Information shown
** BEGIN **
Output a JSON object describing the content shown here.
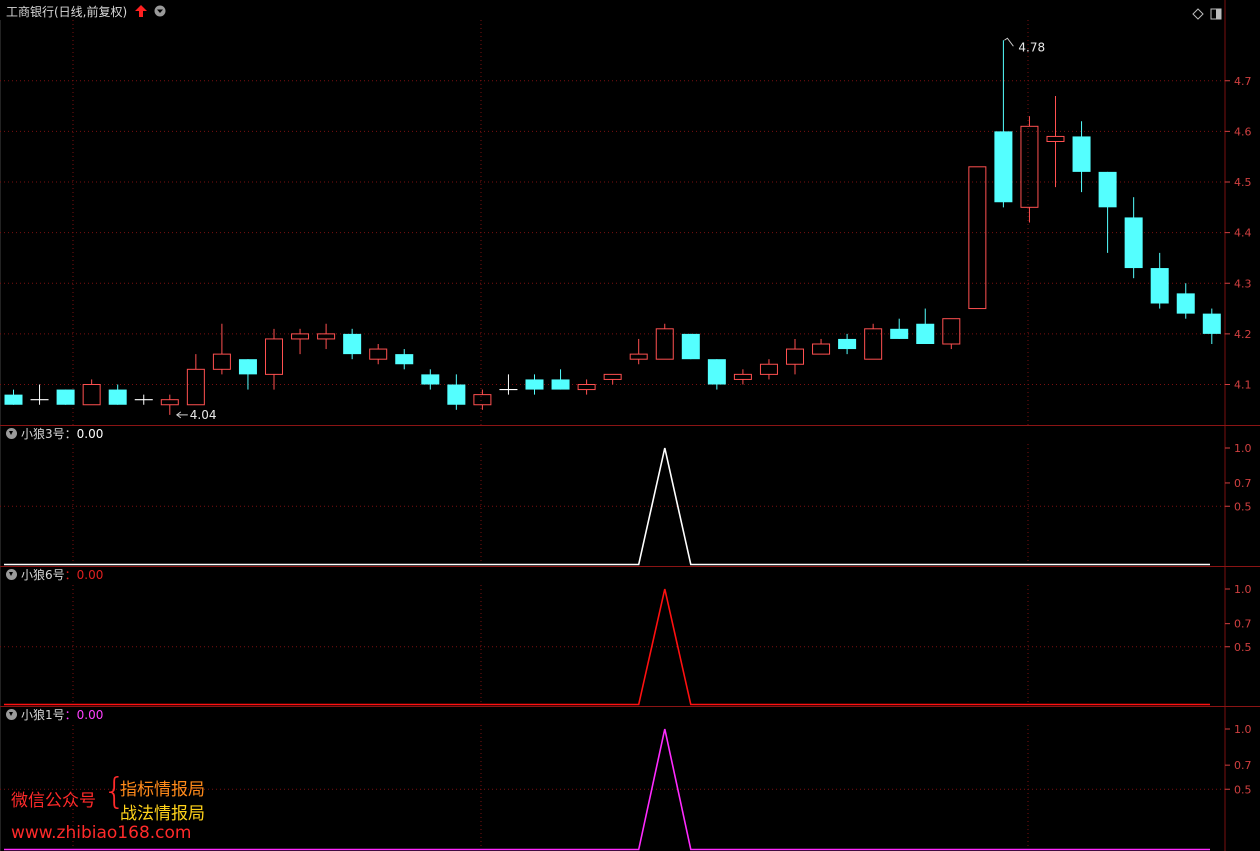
{
  "stock": {
    "title": "工商银行(日线,前复权)",
    "up_arrow_icon": "red-up-arrow-icon",
    "menu_icon": "chevron-down-circle-icon"
  },
  "top_right_icons": [
    "diamond-icon",
    "window-restore-icon"
  ],
  "panes": [
    {
      "name": "小狼3号",
      "sep": "：",
      "value": "0.00",
      "color": "#ffffff",
      "name_color": "#d8d8d8",
      "value_color": "#ffffff"
    },
    {
      "name": "小狼6号",
      "sep": "：",
      "value": "0.00",
      "color": "#ff1010",
      "name_color": "#d8d8d8",
      "value_color": "#e02020"
    },
    {
      "name": "小狼1号",
      "sep": "：",
      "value": "0.00",
      "color": "#ff2bff",
      "name_color": "#d8d8d8",
      "value_color": "#ff40ff"
    }
  ],
  "watermark": {
    "prefix": "微信公众号",
    "line1": "指标情报局",
    "line2": "战法情报局",
    "url": "www.zhibiao168.com"
  },
  "colors": {
    "up": "#ff5050",
    "down": "#54ffff",
    "grid": "#7a1010",
    "axis_text": "#d04040"
  },
  "chart_data": [
    {
      "type": "candlestick",
      "title": "工商银行(日线,前复权)",
      "y_tick_labels": [
        "4.1",
        "4.2",
        "4.3",
        "4.4",
        "4.5",
        "4.6",
        "4.7"
      ],
      "ylim": [
        4.02,
        4.82
      ],
      "annotations": [
        {
          "label": "4.78",
          "kind": "high"
        },
        {
          "label": "4.04",
          "kind": "low"
        }
      ],
      "candles": [
        [
          4.08,
          4.09,
          4.06,
          4.06
        ],
        [
          4.07,
          4.1,
          4.06,
          4.07
        ],
        [
          4.09,
          4.09,
          4.06,
          4.06
        ],
        [
          4.06,
          4.11,
          4.06,
          4.1
        ],
        [
          4.09,
          4.1,
          4.06,
          4.06
        ],
        [
          4.07,
          4.08,
          4.06,
          4.07
        ],
        [
          4.06,
          4.08,
          4.04,
          4.07
        ],
        [
          4.06,
          4.16,
          4.06,
          4.13
        ],
        [
          4.13,
          4.22,
          4.12,
          4.16
        ],
        [
          4.15,
          4.15,
          4.09,
          4.12
        ],
        [
          4.12,
          4.21,
          4.09,
          4.19
        ],
        [
          4.19,
          4.21,
          4.16,
          4.2
        ],
        [
          4.19,
          4.22,
          4.17,
          4.2
        ],
        [
          4.2,
          4.21,
          4.15,
          4.16
        ],
        [
          4.15,
          4.18,
          4.14,
          4.17
        ],
        [
          4.16,
          4.17,
          4.13,
          4.14
        ],
        [
          4.12,
          4.13,
          4.09,
          4.1
        ],
        [
          4.1,
          4.12,
          4.05,
          4.06
        ],
        [
          4.06,
          4.09,
          4.05,
          4.08
        ],
        [
          4.09,
          4.12,
          4.08,
          4.09
        ],
        [
          4.11,
          4.12,
          4.08,
          4.09
        ],
        [
          4.11,
          4.13,
          4.09,
          4.09
        ],
        [
          4.09,
          4.11,
          4.08,
          4.1
        ],
        [
          4.11,
          4.12,
          4.1,
          4.12
        ],
        [
          4.15,
          4.19,
          4.14,
          4.16
        ],
        [
          4.15,
          4.22,
          4.15,
          4.21
        ],
        [
          4.2,
          4.2,
          4.15,
          4.15
        ],
        [
          4.15,
          4.15,
          4.09,
          4.1
        ],
        [
          4.11,
          4.13,
          4.1,
          4.12
        ],
        [
          4.12,
          4.15,
          4.11,
          4.14
        ],
        [
          4.14,
          4.19,
          4.12,
          4.17
        ],
        [
          4.16,
          4.19,
          4.16,
          4.18
        ],
        [
          4.19,
          4.2,
          4.16,
          4.17
        ],
        [
          4.15,
          4.22,
          4.15,
          4.21
        ],
        [
          4.21,
          4.23,
          4.19,
          4.19
        ],
        [
          4.22,
          4.25,
          4.18,
          4.18
        ],
        [
          4.18,
          4.23,
          4.17,
          4.23
        ],
        [
          4.25,
          4.53,
          4.25,
          4.53
        ],
        [
          4.6,
          4.78,
          4.45,
          4.46
        ],
        [
          4.45,
          4.63,
          4.42,
          4.61
        ],
        [
          4.58,
          4.67,
          4.49,
          4.59
        ],
        [
          4.59,
          4.62,
          4.48,
          4.52
        ],
        [
          4.52,
          4.52,
          4.36,
          4.45
        ],
        [
          4.43,
          4.47,
          4.31,
          4.33
        ],
        [
          4.33,
          4.36,
          4.25,
          4.26
        ],
        [
          4.28,
          4.3,
          4.23,
          4.24
        ],
        [
          4.24,
          4.25,
          4.18,
          4.2
        ]
      ]
    },
    {
      "type": "line",
      "name": "小狼3号",
      "y_tick_labels": [
        "0.5",
        "0.7",
        "1.0"
      ],
      "ylim": [
        0,
        1
      ],
      "values": [
        0,
        0,
        0,
        0,
        0,
        0,
        0,
        0,
        0,
        0,
        0,
        0,
        0,
        0,
        0,
        0,
        0,
        0,
        0,
        0,
        0,
        0,
        0,
        0,
        0,
        1,
        0,
        0,
        0,
        0,
        0,
        0,
        0,
        0,
        0,
        0,
        0,
        0,
        0,
        0,
        0,
        0,
        0,
        0,
        0,
        0,
        0
      ]
    },
    {
      "type": "line",
      "name": "小狼6号",
      "y_tick_labels": [
        "0.5",
        "0.7",
        "1.0"
      ],
      "ylim": [
        0,
        1
      ],
      "values": [
        0,
        0,
        0,
        0,
        0,
        0,
        0,
        0,
        0,
        0,
        0,
        0,
        0,
        0,
        0,
        0,
        0,
        0,
        0,
        0,
        0,
        0,
        0,
        0,
        0,
        1,
        0,
        0,
        0,
        0,
        0,
        0,
        0,
        0,
        0,
        0,
        0,
        0,
        0,
        0,
        0,
        0,
        0,
        0,
        0,
        0,
        0
      ]
    },
    {
      "type": "line",
      "name": "小狼1号",
      "y_tick_labels": [
        "0.5",
        "0.7",
        "1.0"
      ],
      "ylim": [
        0,
        1
      ],
      "values": [
        0,
        0,
        0,
        0,
        0,
        0,
        0,
        0,
        0,
        0,
        0,
        0,
        0,
        0,
        0,
        0,
        0,
        0,
        0,
        0,
        0,
        0,
        0,
        0,
        0,
        1,
        0,
        0,
        0,
        0,
        0,
        0,
        0,
        0,
        0,
        0,
        0,
        0,
        0,
        0,
        0,
        0,
        0,
        0,
        0,
        0,
        0
      ]
    }
  ]
}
** END **
What needs to be done
Repeat the records word for word. Any picture in them should be left out.

Full solution
Output a JSON object describing the content shown here.
{
  "stock": {
    "title": "工商银行(日线,前复权)",
    "up_arrow_icon": "red-up-arrow-icon",
    "menu_icon": "chevron-down-circle-icon"
  },
  "top_right_icons": [
    "diamond-icon",
    "window-restore-icon"
  ],
  "panes": [
    {
      "name": "小狼3号",
      "sep": "：",
      "value": "0.00",
      "color": "#ffffff",
      "name_color": "#d8d8d8",
      "value_color": "#ffffff"
    },
    {
      "name": "小狼6号",
      "sep": "：",
      "value": "0.00",
      "color": "#ff1010",
      "name_color": "#d8d8d8",
      "value_color": "#e02020"
    },
    {
      "name": "小狼1号",
      "sep": "：",
      "value": "0.00",
      "color": "#ff2bff",
      "name_color": "#d8d8d8",
      "value_color": "#ff40ff"
    }
  ],
  "watermark": {
    "prefix": "微信公众号",
    "line1": "指标情报局",
    "line2": "战法情报局",
    "url": "www.zhibiao168.com"
  },
  "colors": {
    "up": "#ff5050",
    "down": "#54ffff",
    "grid": "#7a1010",
    "axis_text": "#d04040"
  },
  "chart_data": [
    {
      "type": "candlestick",
      "title": "工商银行(日线,前复权)",
      "y_tick_labels": [
        "4.1",
        "4.2",
        "4.3",
        "4.4",
        "4.5",
        "4.6",
        "4.7"
      ],
      "ylim": [
        4.02,
        4.82
      ],
      "annotations": [
        {
          "label": "4.78",
          "kind": "high"
        },
        {
          "label": "4.04",
          "kind": "low"
        }
      ],
      "candles": [
        [
          4.08,
          4.09,
          4.06,
          4.06
        ],
        [
          4.07,
          4.1,
          4.06,
          4.07
        ],
        [
          4.09,
          4.09,
          4.06,
          4.06
        ],
        [
          4.06,
          4.11,
          4.06,
          4.1
        ],
        [
          4.09,
          4.1,
          4.06,
          4.06
        ],
        [
          4.07,
          4.08,
          4.06,
          4.07
        ],
        [
          4.06,
          4.08,
          4.04,
          4.07
        ],
        [
          4.06,
          4.16,
          4.06,
          4.13
        ],
        [
          4.13,
          4.22,
          4.12,
          4.16
        ],
        [
          4.15,
          4.15,
          4.09,
          4.12
        ],
        [
          4.12,
          4.21,
          4.09,
          4.19
        ],
        [
          4.19,
          4.21,
          4.16,
          4.2
        ],
        [
          4.19,
          4.22,
          4.17,
          4.2
        ],
        [
          4.2,
          4.21,
          4.15,
          4.16
        ],
        [
          4.15,
          4.18,
          4.14,
          4.17
        ],
        [
          4.16,
          4.17,
          4.13,
          4.14
        ],
        [
          4.12,
          4.13,
          4.09,
          4.1
        ],
        [
          4.1,
          4.12,
          4.05,
          4.06
        ],
        [
          4.06,
          4.09,
          4.05,
          4.08
        ],
        [
          4.09,
          4.12,
          4.08,
          4.09
        ],
        [
          4.11,
          4.12,
          4.08,
          4.09
        ],
        [
          4.11,
          4.13,
          4.09,
          4.09
        ],
        [
          4.09,
          4.11,
          4.08,
          4.1
        ],
        [
          4.11,
          4.12,
          4.1,
          4.12
        ],
        [
          4.15,
          4.19,
          4.14,
          4.16
        ],
        [
          4.15,
          4.22,
          4.15,
          4.21
        ],
        [
          4.2,
          4.2,
          4.15,
          4.15
        ],
        [
          4.15,
          4.15,
          4.09,
          4.1
        ],
        [
          4.11,
          4.13,
          4.1,
          4.12
        ],
        [
          4.12,
          4.15,
          4.11,
          4.14
        ],
        [
          4.14,
          4.19,
          4.12,
          4.17
        ],
        [
          4.16,
          4.19,
          4.16,
          4.18
        ],
        [
          4.19,
          4.2,
          4.16,
          4.17
        ],
        [
          4.15,
          4.22,
          4.15,
          4.21
        ],
        [
          4.21,
          4.23,
          4.19,
          4.19
        ],
        [
          4.22,
          4.25,
          4.18,
          4.18
        ],
        [
          4.18,
          4.23,
          4.17,
          4.23
        ],
        [
          4.25,
          4.53,
          4.25,
          4.53
        ],
        [
          4.6,
          4.78,
          4.45,
          4.46
        ],
        [
          4.45,
          4.63,
          4.42,
          4.61
        ],
        [
          4.58,
          4.67,
          4.49,
          4.59
        ],
        [
          4.59,
          4.62,
          4.48,
          4.52
        ],
        [
          4.52,
          4.52,
          4.36,
          4.45
        ],
        [
          4.43,
          4.47,
          4.31,
          4.33
        ],
        [
          4.33,
          4.36,
          4.25,
          4.26
        ],
        [
          4.28,
          4.3,
          4.23,
          4.24
        ],
        [
          4.24,
          4.25,
          4.18,
          4.2
        ]
      ]
    },
    {
      "type": "line",
      "name": "小狼3号",
      "y_tick_labels": [
        "0.5",
        "0.7",
        "1.0"
      ],
      "ylim": [
        0,
        1
      ],
      "values": [
        0,
        0,
        0,
        0,
        0,
        0,
        0,
        0,
        0,
        0,
        0,
        0,
        0,
        0,
        0,
        0,
        0,
        0,
        0,
        0,
        0,
        0,
        0,
        0,
        0,
        1,
        0,
        0,
        0,
        0,
        0,
        0,
        0,
        0,
        0,
        0,
        0,
        0,
        0,
        0,
        0,
        0,
        0,
        0,
        0,
        0,
        0
      ]
    },
    {
      "type": "line",
      "name": "小狼6号",
      "y_tick_labels": [
        "0.5",
        "0.7",
        "1.0"
      ],
      "ylim": [
        0,
        1
      ],
      "values": [
        0,
        0,
        0,
        0,
        0,
        0,
        0,
        0,
        0,
        0,
        0,
        0,
        0,
        0,
        0,
        0,
        0,
        0,
        0,
        0,
        0,
        0,
        0,
        0,
        0,
        1,
        0,
        0,
        0,
        0,
        0,
        0,
        0,
        0,
        0,
        0,
        0,
        0,
        0,
        0,
        0,
        0,
        0,
        0,
        0,
        0,
        0
      ]
    },
    {
      "type": "line",
      "name": "小狼1号",
      "y_tick_labels": [
        "0.5",
        "0.7",
        "1.0"
      ],
      "ylim": [
        0,
        1
      ],
      "values": [
        0,
        0,
        0,
        0,
        0,
        0,
        0,
        0,
        0,
        0,
        0,
        0,
        0,
        0,
        0,
        0,
        0,
        0,
        0,
        0,
        0,
        0,
        0,
        0,
        0,
        1,
        0,
        0,
        0,
        0,
        0,
        0,
        0,
        0,
        0,
        0,
        0,
        0,
        0,
        0,
        0,
        0,
        0,
        0,
        0,
        0,
        0
      ]
    }
  ]
}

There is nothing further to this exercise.